• What needs to be done
Search the records for the string "uppdrag", then copy each line where it appears.

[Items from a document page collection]
━━━━━━━━━━━━━━━━
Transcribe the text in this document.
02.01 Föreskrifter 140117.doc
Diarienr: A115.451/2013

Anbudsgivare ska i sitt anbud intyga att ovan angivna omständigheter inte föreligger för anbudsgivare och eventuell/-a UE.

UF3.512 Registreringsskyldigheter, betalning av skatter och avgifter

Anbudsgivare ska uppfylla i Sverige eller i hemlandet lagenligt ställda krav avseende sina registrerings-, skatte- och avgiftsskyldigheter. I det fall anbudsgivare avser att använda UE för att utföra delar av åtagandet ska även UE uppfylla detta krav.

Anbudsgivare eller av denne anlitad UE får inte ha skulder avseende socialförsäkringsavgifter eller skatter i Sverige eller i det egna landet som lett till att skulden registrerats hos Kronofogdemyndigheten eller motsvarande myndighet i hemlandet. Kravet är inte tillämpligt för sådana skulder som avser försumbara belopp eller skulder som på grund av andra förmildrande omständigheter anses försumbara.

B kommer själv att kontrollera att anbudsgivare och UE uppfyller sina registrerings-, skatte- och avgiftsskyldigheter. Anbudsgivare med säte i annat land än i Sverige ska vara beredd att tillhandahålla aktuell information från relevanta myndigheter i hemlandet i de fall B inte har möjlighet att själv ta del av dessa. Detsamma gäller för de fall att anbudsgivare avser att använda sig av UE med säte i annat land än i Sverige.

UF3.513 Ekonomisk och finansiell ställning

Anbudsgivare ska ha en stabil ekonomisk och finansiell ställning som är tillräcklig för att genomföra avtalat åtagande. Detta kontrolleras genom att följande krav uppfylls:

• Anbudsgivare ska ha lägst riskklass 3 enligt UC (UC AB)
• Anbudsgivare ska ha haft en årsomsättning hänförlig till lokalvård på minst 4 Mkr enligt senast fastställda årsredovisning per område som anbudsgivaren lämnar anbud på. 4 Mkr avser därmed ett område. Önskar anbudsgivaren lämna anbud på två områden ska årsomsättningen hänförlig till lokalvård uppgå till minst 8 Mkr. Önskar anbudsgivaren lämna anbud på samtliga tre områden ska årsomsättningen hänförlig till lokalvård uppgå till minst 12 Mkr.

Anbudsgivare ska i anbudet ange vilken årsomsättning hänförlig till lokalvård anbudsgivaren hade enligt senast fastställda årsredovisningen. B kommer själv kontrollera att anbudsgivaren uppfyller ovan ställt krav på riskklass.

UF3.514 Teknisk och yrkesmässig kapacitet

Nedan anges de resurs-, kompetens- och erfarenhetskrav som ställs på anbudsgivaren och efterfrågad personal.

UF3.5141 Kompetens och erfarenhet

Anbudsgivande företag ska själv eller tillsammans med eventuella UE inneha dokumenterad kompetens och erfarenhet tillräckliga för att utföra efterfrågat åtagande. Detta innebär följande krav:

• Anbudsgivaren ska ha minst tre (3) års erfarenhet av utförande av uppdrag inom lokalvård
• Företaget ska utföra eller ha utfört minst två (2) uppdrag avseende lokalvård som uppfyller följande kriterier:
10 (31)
━━━━━━━━━━━━━━━━
• Answer
• Anbudsgivaren ska ha minst tre (3) års erfarenhet av utförande av uppdrag inom lokalvård
• Företaget ska utföra eller ha utfört minst två (2) uppdrag avseende lokalvård som uppfyller följande kriterier:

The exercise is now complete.